PROBLEM DETAILS:
Gather the lines that hold the string "Weight".

Records:
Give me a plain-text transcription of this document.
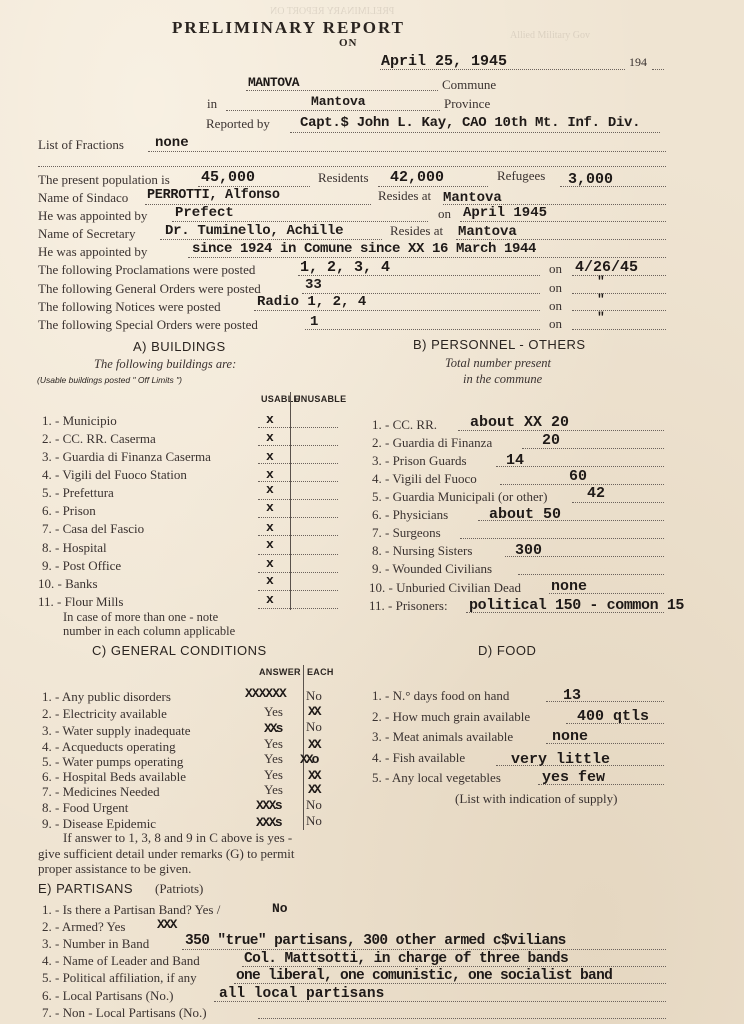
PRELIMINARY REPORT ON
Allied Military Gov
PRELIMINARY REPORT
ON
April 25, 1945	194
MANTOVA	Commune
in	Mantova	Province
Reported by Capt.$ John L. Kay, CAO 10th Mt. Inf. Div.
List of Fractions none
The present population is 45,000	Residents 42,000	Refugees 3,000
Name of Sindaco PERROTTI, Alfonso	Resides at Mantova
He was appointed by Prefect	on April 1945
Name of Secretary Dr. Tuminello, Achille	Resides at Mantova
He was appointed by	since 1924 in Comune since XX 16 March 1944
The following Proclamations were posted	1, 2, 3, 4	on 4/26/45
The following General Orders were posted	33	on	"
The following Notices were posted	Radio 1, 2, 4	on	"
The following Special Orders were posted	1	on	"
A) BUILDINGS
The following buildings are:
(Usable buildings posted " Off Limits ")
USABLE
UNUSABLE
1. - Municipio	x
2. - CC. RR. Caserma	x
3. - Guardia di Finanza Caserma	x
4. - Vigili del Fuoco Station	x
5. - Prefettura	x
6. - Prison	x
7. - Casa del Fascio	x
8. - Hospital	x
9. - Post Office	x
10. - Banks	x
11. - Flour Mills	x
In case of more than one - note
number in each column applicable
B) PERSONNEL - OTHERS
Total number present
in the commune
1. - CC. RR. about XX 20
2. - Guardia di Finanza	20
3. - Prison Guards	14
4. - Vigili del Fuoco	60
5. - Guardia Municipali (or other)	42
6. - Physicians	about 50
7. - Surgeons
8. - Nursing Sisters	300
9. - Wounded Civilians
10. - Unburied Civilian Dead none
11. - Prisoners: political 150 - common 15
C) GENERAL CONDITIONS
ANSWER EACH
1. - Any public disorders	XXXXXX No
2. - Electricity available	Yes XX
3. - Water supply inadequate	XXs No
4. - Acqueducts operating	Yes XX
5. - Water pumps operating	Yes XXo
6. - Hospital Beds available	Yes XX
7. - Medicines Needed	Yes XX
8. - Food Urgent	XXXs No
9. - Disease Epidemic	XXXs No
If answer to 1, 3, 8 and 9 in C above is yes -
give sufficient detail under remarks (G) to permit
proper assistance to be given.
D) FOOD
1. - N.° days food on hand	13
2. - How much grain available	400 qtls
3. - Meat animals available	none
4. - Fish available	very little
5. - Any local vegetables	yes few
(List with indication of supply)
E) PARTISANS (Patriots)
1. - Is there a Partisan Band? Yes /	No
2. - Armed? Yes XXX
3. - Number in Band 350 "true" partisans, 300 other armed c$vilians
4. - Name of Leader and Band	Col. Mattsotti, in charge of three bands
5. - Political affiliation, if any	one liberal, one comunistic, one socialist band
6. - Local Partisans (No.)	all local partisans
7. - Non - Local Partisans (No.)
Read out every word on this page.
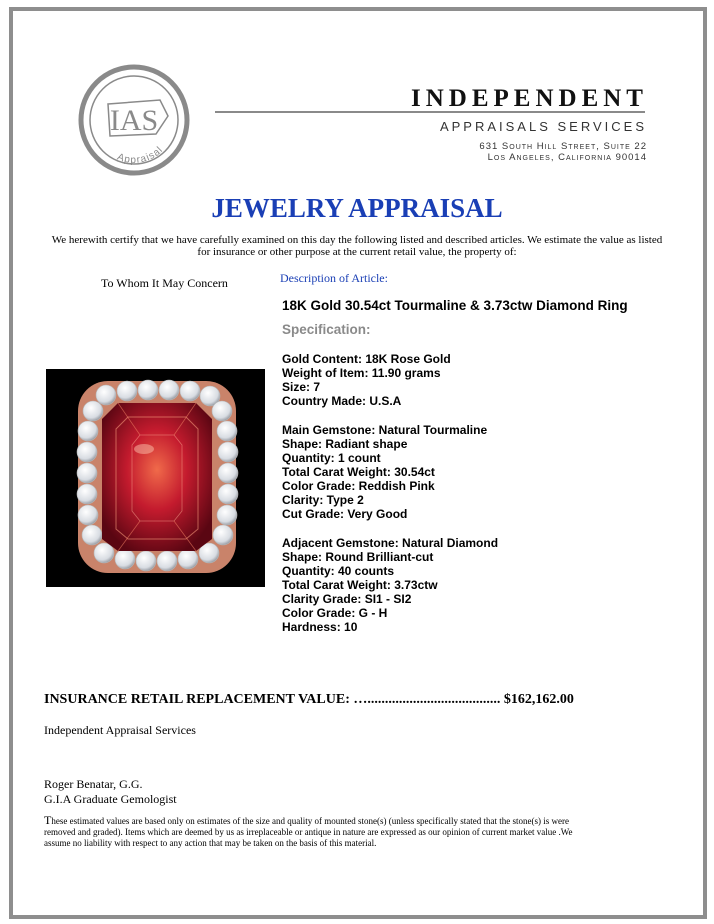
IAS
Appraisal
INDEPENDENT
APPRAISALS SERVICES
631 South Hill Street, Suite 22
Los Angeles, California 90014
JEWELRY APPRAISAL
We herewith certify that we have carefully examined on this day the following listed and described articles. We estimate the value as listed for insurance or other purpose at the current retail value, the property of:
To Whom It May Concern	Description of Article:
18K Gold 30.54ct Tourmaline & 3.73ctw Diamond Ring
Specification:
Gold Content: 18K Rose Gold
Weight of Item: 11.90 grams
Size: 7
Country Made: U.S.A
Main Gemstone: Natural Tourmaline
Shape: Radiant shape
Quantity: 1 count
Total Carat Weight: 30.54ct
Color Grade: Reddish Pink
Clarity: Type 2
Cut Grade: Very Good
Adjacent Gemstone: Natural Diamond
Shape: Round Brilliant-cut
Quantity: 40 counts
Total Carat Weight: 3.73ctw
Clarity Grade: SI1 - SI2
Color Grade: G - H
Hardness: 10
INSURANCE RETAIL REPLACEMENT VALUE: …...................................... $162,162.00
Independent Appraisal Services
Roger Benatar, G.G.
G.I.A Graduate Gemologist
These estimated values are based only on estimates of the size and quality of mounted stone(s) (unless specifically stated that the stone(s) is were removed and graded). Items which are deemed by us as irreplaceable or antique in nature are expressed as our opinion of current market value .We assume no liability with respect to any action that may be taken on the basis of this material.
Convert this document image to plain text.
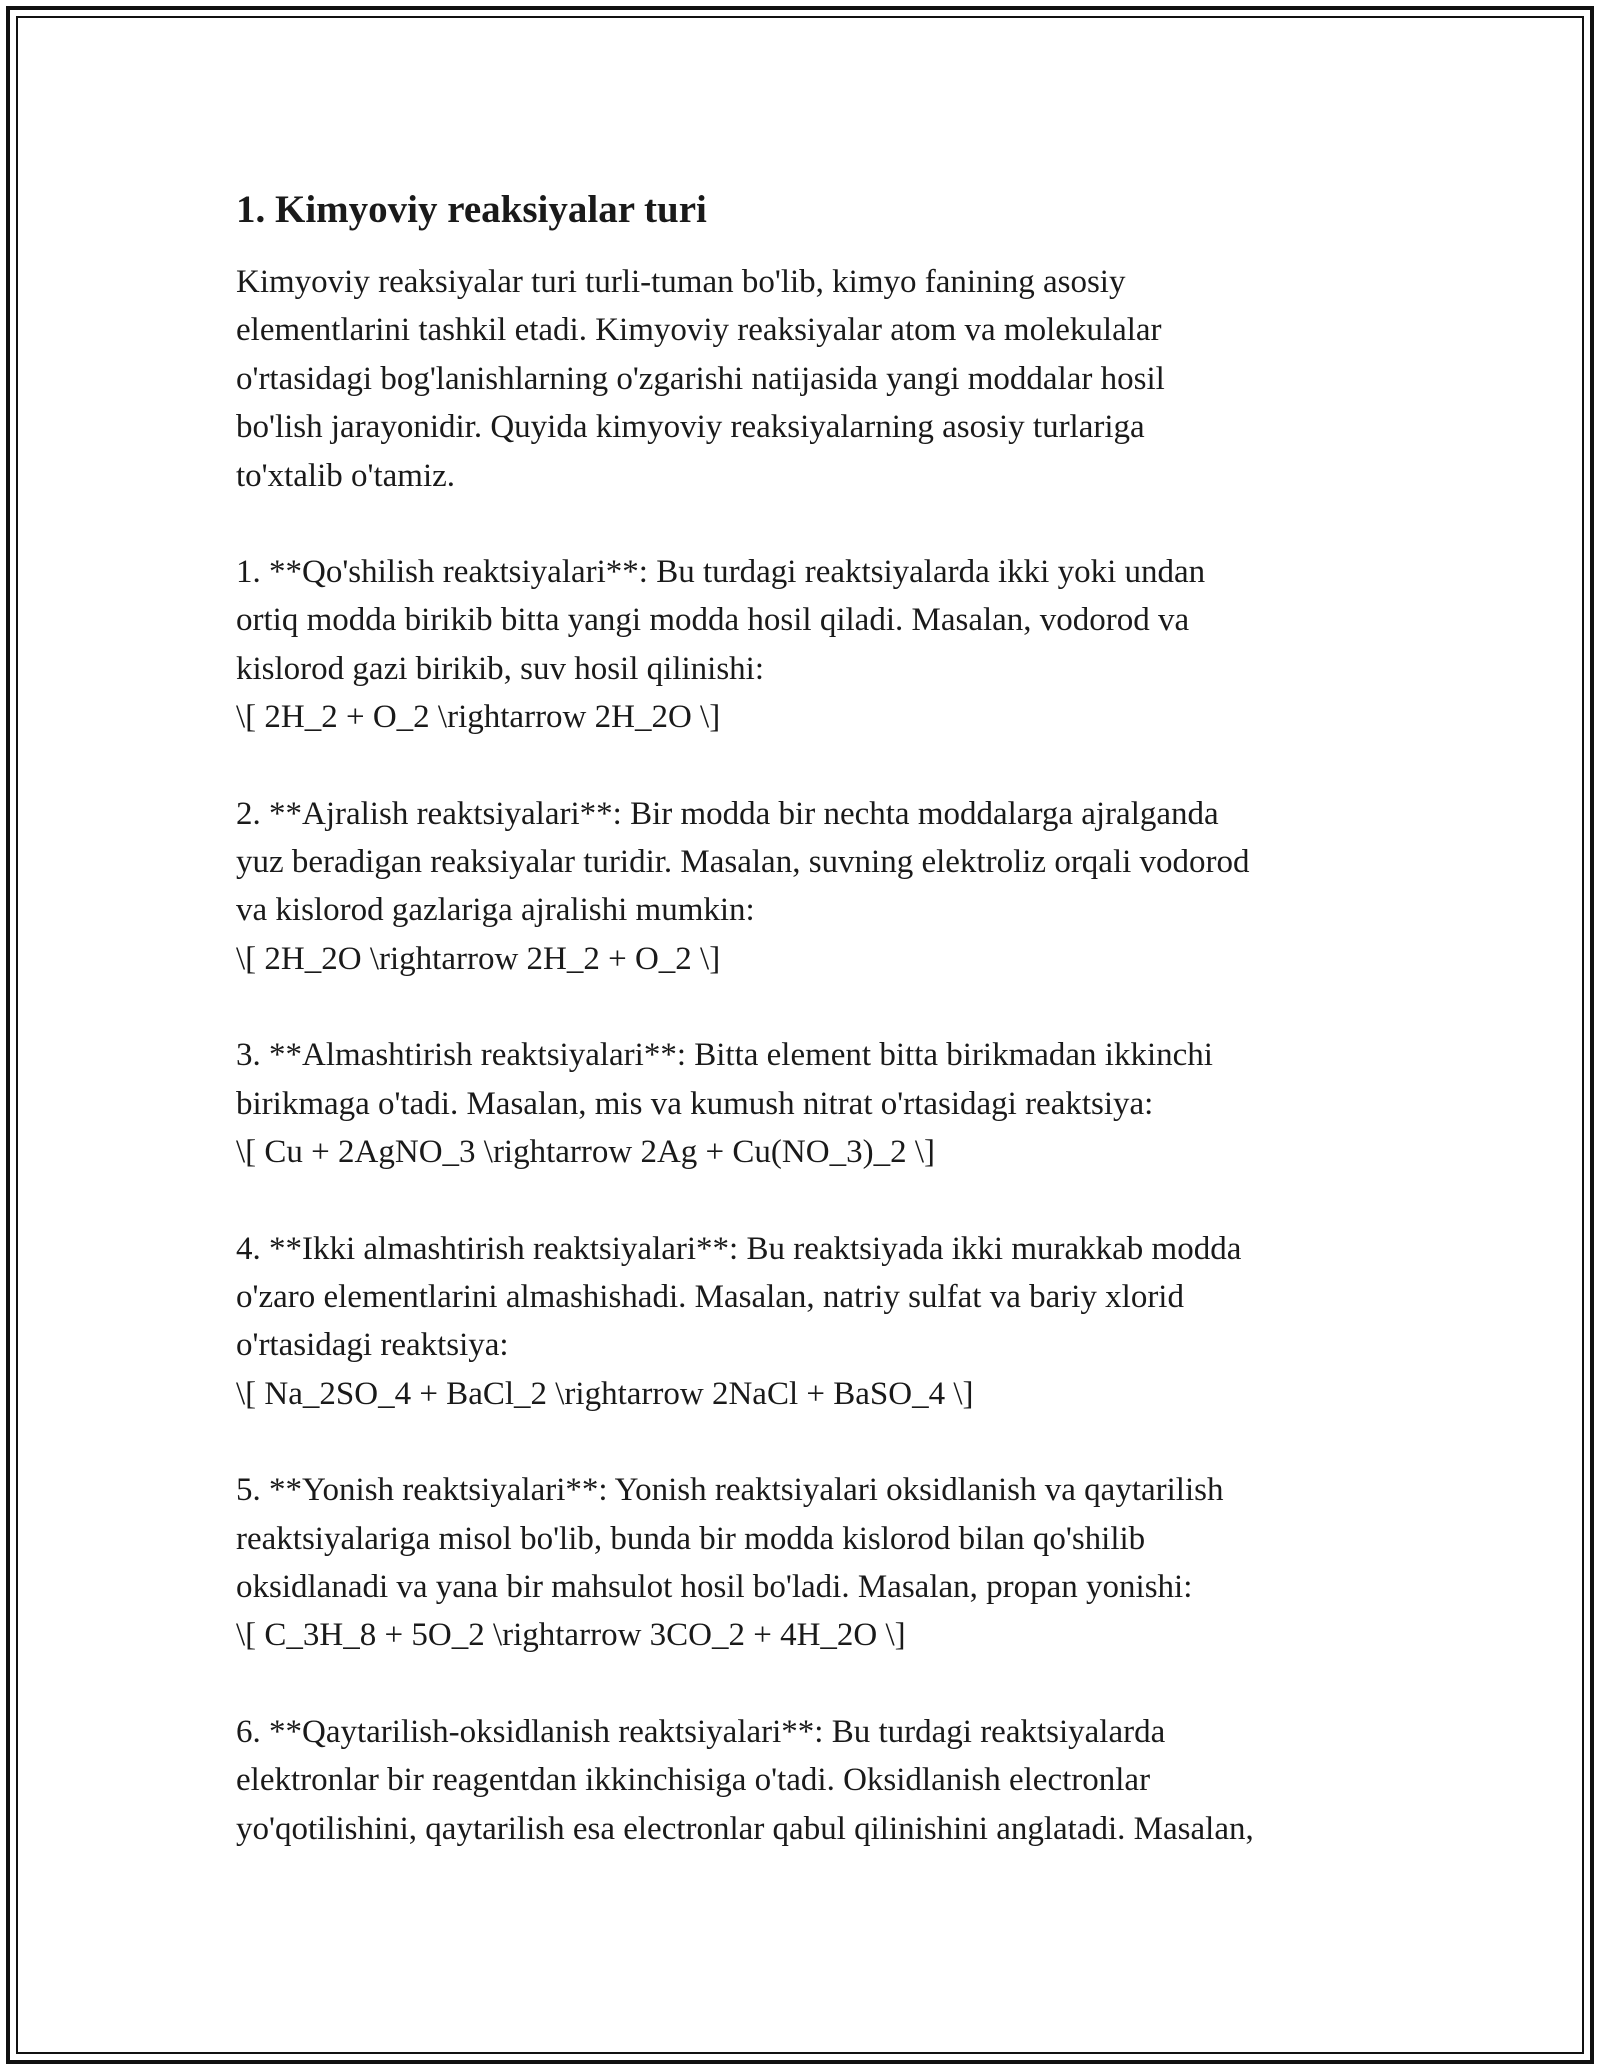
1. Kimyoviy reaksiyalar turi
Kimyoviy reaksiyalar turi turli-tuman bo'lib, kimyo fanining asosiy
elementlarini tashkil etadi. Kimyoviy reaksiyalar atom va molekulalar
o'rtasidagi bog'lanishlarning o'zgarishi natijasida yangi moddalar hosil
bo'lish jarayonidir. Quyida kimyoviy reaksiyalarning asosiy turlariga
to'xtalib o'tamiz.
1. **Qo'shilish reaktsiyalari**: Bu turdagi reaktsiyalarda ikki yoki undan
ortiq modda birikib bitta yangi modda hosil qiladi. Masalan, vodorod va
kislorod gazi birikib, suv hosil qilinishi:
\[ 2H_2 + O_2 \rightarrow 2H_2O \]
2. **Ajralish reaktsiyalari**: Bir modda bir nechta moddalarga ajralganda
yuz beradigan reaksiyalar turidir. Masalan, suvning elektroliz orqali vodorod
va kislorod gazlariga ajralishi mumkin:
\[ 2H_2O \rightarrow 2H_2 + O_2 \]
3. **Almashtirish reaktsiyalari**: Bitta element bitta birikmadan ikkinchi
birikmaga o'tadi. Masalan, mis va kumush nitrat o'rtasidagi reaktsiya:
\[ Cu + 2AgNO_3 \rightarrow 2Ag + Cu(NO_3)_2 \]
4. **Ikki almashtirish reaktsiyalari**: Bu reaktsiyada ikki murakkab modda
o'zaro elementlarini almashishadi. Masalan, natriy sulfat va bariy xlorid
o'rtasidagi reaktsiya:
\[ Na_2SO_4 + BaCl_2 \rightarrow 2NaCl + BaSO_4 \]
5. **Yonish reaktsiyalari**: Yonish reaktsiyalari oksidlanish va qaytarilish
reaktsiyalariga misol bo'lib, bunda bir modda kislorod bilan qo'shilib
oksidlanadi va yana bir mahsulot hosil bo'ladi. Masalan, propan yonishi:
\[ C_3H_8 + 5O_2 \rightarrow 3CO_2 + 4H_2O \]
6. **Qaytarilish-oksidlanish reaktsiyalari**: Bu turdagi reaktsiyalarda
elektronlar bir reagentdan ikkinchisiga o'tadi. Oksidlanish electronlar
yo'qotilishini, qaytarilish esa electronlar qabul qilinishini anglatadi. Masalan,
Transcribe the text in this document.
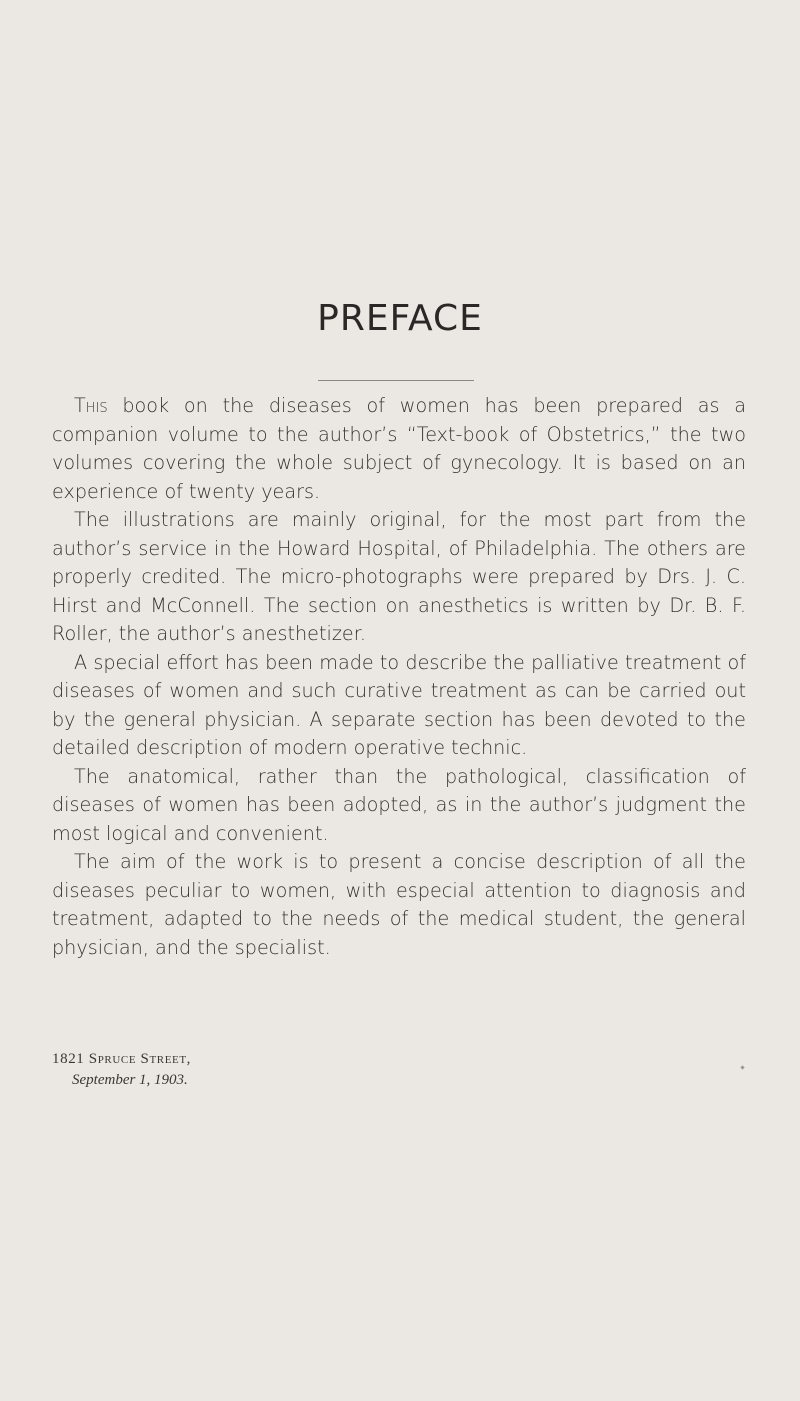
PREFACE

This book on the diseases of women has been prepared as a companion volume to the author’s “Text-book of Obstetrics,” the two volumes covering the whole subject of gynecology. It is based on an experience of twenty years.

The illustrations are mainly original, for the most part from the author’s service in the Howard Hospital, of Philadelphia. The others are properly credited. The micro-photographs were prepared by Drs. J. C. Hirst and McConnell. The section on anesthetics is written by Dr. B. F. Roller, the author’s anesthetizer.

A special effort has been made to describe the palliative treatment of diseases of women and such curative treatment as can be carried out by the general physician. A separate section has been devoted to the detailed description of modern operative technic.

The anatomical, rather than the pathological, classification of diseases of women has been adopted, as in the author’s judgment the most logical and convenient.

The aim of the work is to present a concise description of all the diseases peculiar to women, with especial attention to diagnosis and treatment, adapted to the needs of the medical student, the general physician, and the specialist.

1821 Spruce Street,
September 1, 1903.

FINISHED EXERCISE:
Weight of Item: 11.90 grams
Total Carat Weight: 30.54ct
Total Carat Weight: 3.73ctw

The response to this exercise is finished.